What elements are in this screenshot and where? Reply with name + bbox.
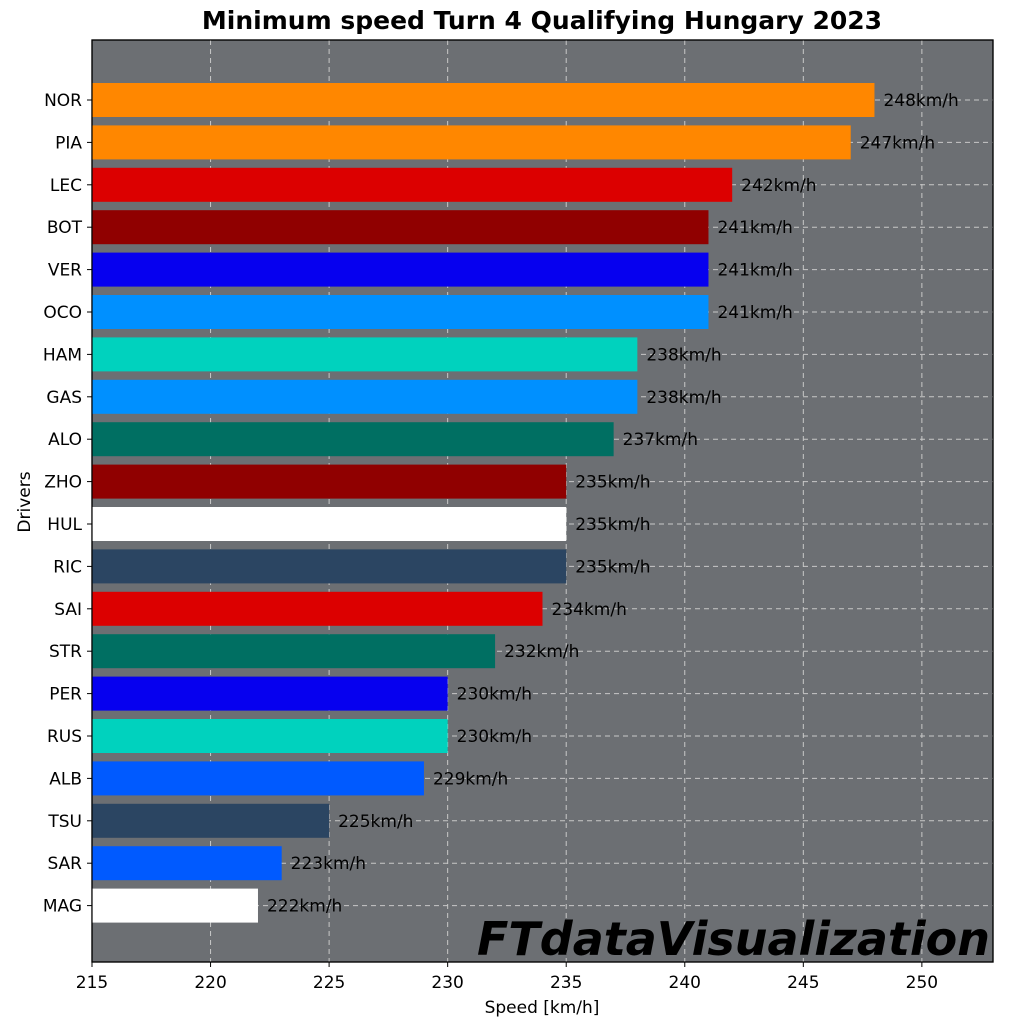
bar-sai bbox=[92, 591, 543, 626]
y-tick-label: ALO bbox=[48, 430, 82, 450]
bars bbox=[92, 83, 875, 923]
y-tick-label: SAR bbox=[47, 854, 82, 874]
x-tick-label: 225 bbox=[313, 973, 345, 993]
data-label: 232km/h bbox=[504, 642, 579, 662]
y-tick-label: STR bbox=[49, 642, 82, 662]
y-tick-label: GAS bbox=[46, 388, 82, 408]
data-label: 225km/h bbox=[338, 812, 413, 832]
data-label: 235km/h bbox=[575, 557, 650, 577]
data-label: 241km/h bbox=[717, 261, 792, 281]
data-label: 235km/h bbox=[575, 515, 650, 535]
watermark: FTdataVisualization bbox=[477, 912, 990, 966]
y-tick-label: NOR bbox=[44, 91, 82, 111]
data-labels: 248km/h 247km/h 242km/h 241km/h 241km/h 241km… bbox=[267, 91, 959, 917]
x-tick-label: 215 bbox=[76, 973, 108, 993]
y-tick-label: MAG bbox=[43, 897, 82, 917]
y-tick-label: TSU bbox=[47, 812, 82, 832]
y-tick-label: HAM bbox=[43, 345, 82, 365]
data-label: 230km/h bbox=[457, 727, 532, 747]
data-label: 230km/h bbox=[457, 685, 532, 705]
x-tick-label: 250 bbox=[906, 973, 938, 993]
y-tick-label: RUS bbox=[47, 727, 82, 747]
data-label: 241km/h bbox=[717, 218, 792, 238]
chart-title: Minimum speed Turn 4 Qualifying Hungary … bbox=[202, 6, 882, 35]
data-label: 247km/h bbox=[860, 133, 935, 153]
y-tick-label: HUL bbox=[47, 515, 82, 535]
bar-mag bbox=[92, 888, 258, 923]
y-tick-label: LEC bbox=[50, 176, 82, 196]
data-label: 235km/h bbox=[575, 473, 650, 493]
data-label: 223km/h bbox=[291, 854, 366, 874]
bar-pia bbox=[92, 125, 851, 160]
bar-ric bbox=[92, 549, 567, 584]
bar-rus bbox=[92, 719, 448, 753]
data-label: 248km/h bbox=[883, 91, 958, 111]
x-tick-label: 220 bbox=[194, 973, 226, 993]
y-tick-label: ZHO bbox=[44, 473, 82, 493]
x-axis-ticks: 215 220 225 230 235 240 245 250 bbox=[76, 962, 938, 993]
bar-oco bbox=[92, 295, 709, 329]
bar-gas bbox=[92, 379, 638, 414]
data-label: 229km/h bbox=[433, 769, 508, 789]
bar-bot bbox=[92, 210, 709, 245]
plot-frame bbox=[91, 39, 994, 963]
y-tick-label: PIA bbox=[55, 133, 82, 153]
y-tick-label: ALB bbox=[49, 769, 82, 789]
y-tick-label: PER bbox=[49, 685, 82, 705]
data-label: 237km/h bbox=[623, 430, 698, 450]
data-label: 222km/h bbox=[267, 897, 342, 917]
x-tick-label: 245 bbox=[787, 973, 819, 993]
y-axis-ticks: NOR PIA LEC BOT VER OCO HAM GAS ALO ZHO HUL RIC SAI S… bbox=[43, 91, 92, 917]
bar-tsu bbox=[92, 803, 330, 838]
y-tick-label: SAI bbox=[54, 600, 82, 620]
bar-str bbox=[92, 634, 496, 669]
bar-zho bbox=[92, 464, 567, 499]
data-label: 234km/h bbox=[552, 600, 627, 620]
bar-alo bbox=[92, 422, 614, 457]
x-tick-label: 240 bbox=[669, 973, 701, 993]
bar-alb bbox=[92, 761, 424, 796]
bar-nor bbox=[92, 83, 875, 117]
y-tick-label: RIC bbox=[53, 557, 82, 577]
bar-per bbox=[92, 676, 448, 711]
x-tick-label: 235 bbox=[550, 973, 582, 993]
data-label: 242km/h bbox=[741, 176, 816, 196]
bar-lec bbox=[92, 167, 733, 202]
data-label: 238km/h bbox=[646, 388, 721, 408]
y-tick-label: OCO bbox=[43, 303, 82, 323]
data-label: 238km/h bbox=[646, 345, 721, 365]
x-axis-label: Speed [km/h] bbox=[485, 998, 600, 1018]
y-axis-label: Drivers bbox=[15, 471, 35, 532]
x-tick-label: 230 bbox=[431, 973, 463, 993]
bar-hul bbox=[92, 507, 567, 541]
bar-ver bbox=[92, 252, 709, 287]
y-tick-label: BOT bbox=[47, 218, 83, 238]
y-tick-label: VER bbox=[48, 261, 82, 281]
data-label: 241km/h bbox=[717, 303, 792, 323]
bar-ham bbox=[92, 337, 638, 372]
bar-sar bbox=[92, 846, 282, 881]
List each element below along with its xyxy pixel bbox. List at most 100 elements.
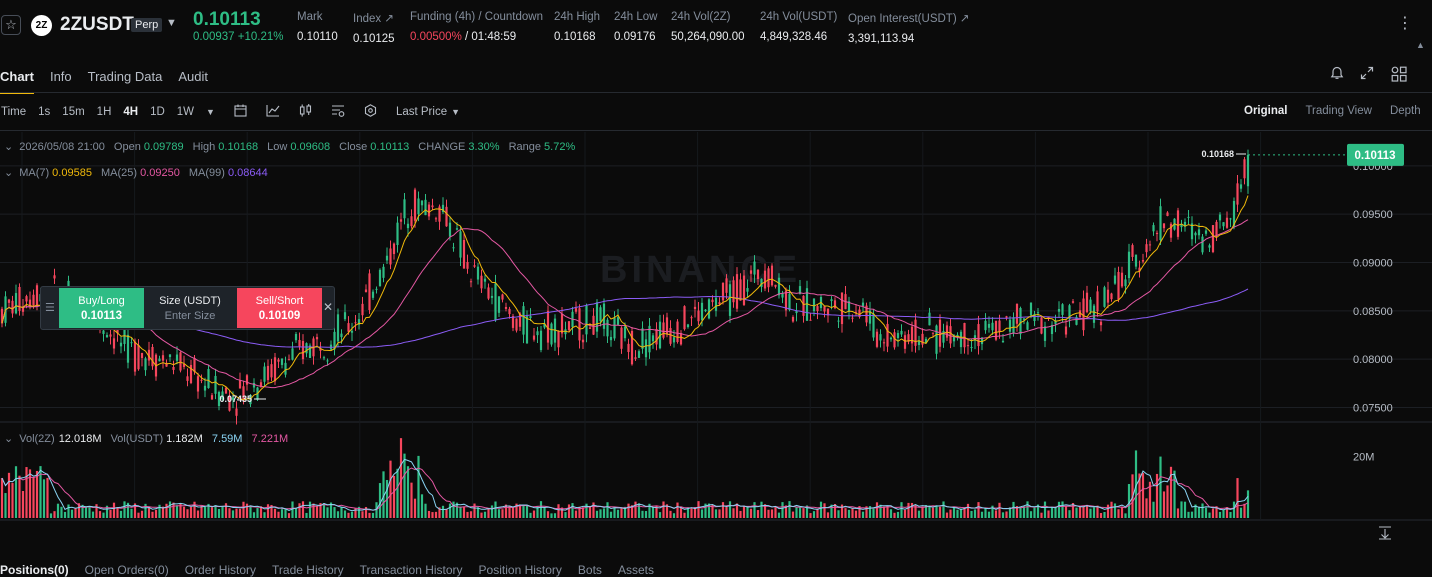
volume-ma2-line xyxy=(1,467,1249,511)
volume-bar xyxy=(784,505,788,518)
candle-body xyxy=(1075,316,1078,325)
volume-bar xyxy=(322,503,326,518)
volume-bar xyxy=(1071,503,1075,518)
layout-grid-icon[interactable] xyxy=(1391,66,1407,86)
candle-body xyxy=(1057,308,1061,312)
candle-body xyxy=(753,261,756,275)
scroll-to-latest-icon[interactable] xyxy=(1378,526,1392,543)
view-trading-view[interactable]: Trading View xyxy=(1305,105,1372,117)
candle-body xyxy=(1078,310,1082,317)
candle-style-icon[interactable] xyxy=(299,104,312,120)
volume-bar xyxy=(343,510,347,518)
tab-order-history[interactable]: Order History xyxy=(184,563,257,577)
volume-bar xyxy=(592,502,595,518)
volume-bar xyxy=(910,502,914,518)
candle-body xyxy=(298,340,301,347)
stat-label: Funding (4h) / Countdown xyxy=(410,11,543,23)
tab-trading-data[interactable]: Trading Data xyxy=(87,69,163,84)
interval-1w[interactable]: 1W xyxy=(176,106,195,118)
fullscreen-icon[interactable] xyxy=(1360,66,1374,84)
volume-bar xyxy=(781,502,784,518)
volume-bar xyxy=(165,503,168,518)
vol-ma2-value: 7.221M xyxy=(251,433,289,445)
candle-body xyxy=(669,328,672,344)
tab-transaction-history[interactable]: Transaction History xyxy=(359,563,463,577)
candle-body xyxy=(186,376,189,381)
buy-long-button[interactable]: Buy/Long 0.10113 xyxy=(59,288,144,328)
volume-bar xyxy=(67,504,70,518)
legend-collapse-icon[interactable]: ⌄ xyxy=(4,433,14,445)
candle-body xyxy=(991,322,994,331)
volume-bar xyxy=(1008,507,1012,518)
candle-body xyxy=(690,317,693,319)
volume-bar xyxy=(1176,508,1180,518)
volume-bar xyxy=(42,479,46,518)
price-type-dropdown-icon[interactable]: ▼ xyxy=(451,107,461,117)
volume-bar xyxy=(557,504,560,518)
interval-dropdown-icon[interactable]: ▼ xyxy=(206,107,215,117)
tab-position-history[interactable]: Position History xyxy=(478,563,562,577)
interval-1d[interactable]: 1D xyxy=(150,106,165,118)
symbol-name[interactable]: 2ZUSDT xyxy=(60,14,134,35)
legend-collapse-icon[interactable]: ⌄ xyxy=(4,141,14,153)
interval-time[interactable]: Time xyxy=(1,106,27,118)
candle-body xyxy=(697,310,700,322)
volume-bar xyxy=(1201,503,1204,518)
volume-bar xyxy=(994,510,998,518)
volume-bar xyxy=(392,475,396,518)
price-type-select[interactable]: Last Price xyxy=(395,106,448,118)
tab-trade-history[interactable]: Trade History xyxy=(272,563,344,577)
interval-1h[interactable]: 1H xyxy=(96,106,112,118)
tab-assets[interactable]: Assets xyxy=(617,563,654,577)
volume-bar xyxy=(427,510,431,518)
view-original[interactable]: Original xyxy=(1244,105,1288,117)
drawing-tools-icon[interactable] xyxy=(331,104,345,120)
view-depth[interactable]: Depth xyxy=(1389,105,1421,117)
volume-bar xyxy=(21,490,25,518)
volume-bar xyxy=(217,508,221,518)
tab-bots[interactable]: Bots xyxy=(577,563,602,577)
volusdt-label: Vol(USDT) xyxy=(110,433,164,445)
candle-body xyxy=(1113,275,1117,284)
more-icon[interactable]: ⋮ xyxy=(1397,15,1413,32)
candle-body xyxy=(781,293,784,298)
candle-body xyxy=(826,308,830,316)
candle-body xyxy=(529,316,532,319)
legend-collapse-icon[interactable]: ⌄ xyxy=(4,167,14,179)
volume-bar xyxy=(28,469,32,518)
volume-bar xyxy=(693,507,697,518)
settings-icon[interactable] xyxy=(364,104,377,120)
volume-bar xyxy=(1047,510,1050,518)
indicator-icon[interactable] xyxy=(266,104,280,120)
volume-bar xyxy=(595,510,599,518)
stat-value: 0.10125 xyxy=(353,33,395,45)
stat-funding: Funding (4h) / Countdown 0.00500% / 01:4… xyxy=(410,11,543,43)
stat-open-interest[interactable]: Open Interest(USDT) ↗ 3,391,113.94 xyxy=(848,11,969,45)
interval-4h[interactable]: 4H xyxy=(123,106,139,118)
sell-short-button[interactable]: Sell/Short 0.10109 xyxy=(237,288,322,328)
tab-info[interactable]: Info xyxy=(49,69,72,84)
calendar-icon[interactable] xyxy=(234,104,247,120)
candle-body xyxy=(851,317,854,319)
candle-body xyxy=(151,346,154,367)
close-icon[interactable]: ✕ xyxy=(323,300,334,314)
tab-chart[interactable]: Chart xyxy=(0,62,34,94)
stat-value: 3,391,113.94 xyxy=(848,33,915,45)
bell-icon[interactable] xyxy=(1330,66,1344,85)
corner-expand-icon[interactable]: ▲ xyxy=(1416,40,1425,50)
candle-body xyxy=(847,301,851,312)
symbol-dropdown-icon[interactable]: ▼ xyxy=(166,17,177,29)
volume-bar xyxy=(1106,504,1110,518)
stat-index[interactable]: Index ↗ 0.10125 xyxy=(353,11,395,45)
interval-15m[interactable]: 15m xyxy=(62,106,85,118)
drag-handle-icon[interactable]: ☰ xyxy=(45,302,55,314)
size-input[interactable] xyxy=(148,309,232,323)
high-marker-label: 0.10168 xyxy=(1201,149,1234,159)
candle-body xyxy=(935,325,938,354)
tab-positions[interactable]: Positions(0) xyxy=(0,563,69,577)
tab-open-orders[interactable]: Open Orders(0) xyxy=(84,563,169,577)
tab-audit[interactable]: Audit xyxy=(178,69,208,84)
star-icon[interactable]: ☆ xyxy=(1,15,21,35)
candle-body xyxy=(179,352,182,371)
interval-1s[interactable]: 1s xyxy=(38,106,51,118)
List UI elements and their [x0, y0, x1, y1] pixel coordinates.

- _What needs to be done_:
Give the lines of the listing as a JSON list of strings, one string per line and no blank lines, starting at the line containing "bar-sai bbox=[92, 591, 543, 626]" and ending at the line containing "data-label: 241km/h bbox=[717, 261, 792, 281]".

- _Reply_:
[
  "bar-sai bbox=[92, 591, 543, 626]",
  "y-tick-label: ALO bbox=[48, 430, 82, 450]",
  "bars bbox=[92, 83, 875, 923]",
  "y-tick-label: SAR bbox=[47, 854, 82, 874]",
  "x-tick-label: 225 bbox=[313, 973, 345, 993]",
  "data-label: 232km/h bbox=[504, 642, 579, 662]",
  "y-tick-label: STR bbox=[49, 642, 82, 662]",
  "y-tick-label: GAS bbox=[46, 388, 82, 408]",
  "data-label: 225km/h bbox=[338, 812, 413, 832]",
  "data-label: 235km/h bbox=[575, 557, 650, 577]",
  "data-label: 241km/h bbox=[717, 261, 792, 281]"
]